=== What you have to do ===
Read the lines below and count those that have the word "color". Respond with the number only.

=== Entries supplied ===
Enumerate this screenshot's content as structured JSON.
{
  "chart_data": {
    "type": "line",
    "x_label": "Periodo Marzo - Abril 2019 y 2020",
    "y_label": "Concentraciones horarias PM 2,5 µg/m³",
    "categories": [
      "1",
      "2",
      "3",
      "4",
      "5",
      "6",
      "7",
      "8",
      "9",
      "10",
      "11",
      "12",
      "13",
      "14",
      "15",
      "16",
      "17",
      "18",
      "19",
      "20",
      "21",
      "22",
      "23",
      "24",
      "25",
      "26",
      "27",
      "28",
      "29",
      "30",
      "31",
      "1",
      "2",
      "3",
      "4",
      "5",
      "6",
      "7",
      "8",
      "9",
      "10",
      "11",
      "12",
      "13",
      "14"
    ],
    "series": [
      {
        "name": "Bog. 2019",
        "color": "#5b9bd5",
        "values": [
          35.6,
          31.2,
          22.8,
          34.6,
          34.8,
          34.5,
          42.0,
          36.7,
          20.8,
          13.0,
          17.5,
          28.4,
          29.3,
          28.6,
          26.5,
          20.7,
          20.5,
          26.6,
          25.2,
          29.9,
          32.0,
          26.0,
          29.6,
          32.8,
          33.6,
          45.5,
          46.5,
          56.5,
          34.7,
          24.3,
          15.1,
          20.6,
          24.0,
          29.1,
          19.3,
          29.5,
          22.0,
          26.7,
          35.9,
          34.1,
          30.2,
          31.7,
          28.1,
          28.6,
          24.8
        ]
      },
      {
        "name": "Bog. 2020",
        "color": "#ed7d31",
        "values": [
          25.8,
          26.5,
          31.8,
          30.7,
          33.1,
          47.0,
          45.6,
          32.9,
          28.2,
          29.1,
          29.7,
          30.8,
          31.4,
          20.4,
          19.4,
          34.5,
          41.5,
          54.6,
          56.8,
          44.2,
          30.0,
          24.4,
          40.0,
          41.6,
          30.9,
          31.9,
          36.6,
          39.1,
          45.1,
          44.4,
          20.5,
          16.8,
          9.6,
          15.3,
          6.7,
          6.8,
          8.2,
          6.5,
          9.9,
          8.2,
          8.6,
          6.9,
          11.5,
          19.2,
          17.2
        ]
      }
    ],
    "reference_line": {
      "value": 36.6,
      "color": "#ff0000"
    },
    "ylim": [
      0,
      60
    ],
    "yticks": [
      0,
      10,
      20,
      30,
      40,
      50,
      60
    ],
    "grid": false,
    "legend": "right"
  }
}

=== Response ===
3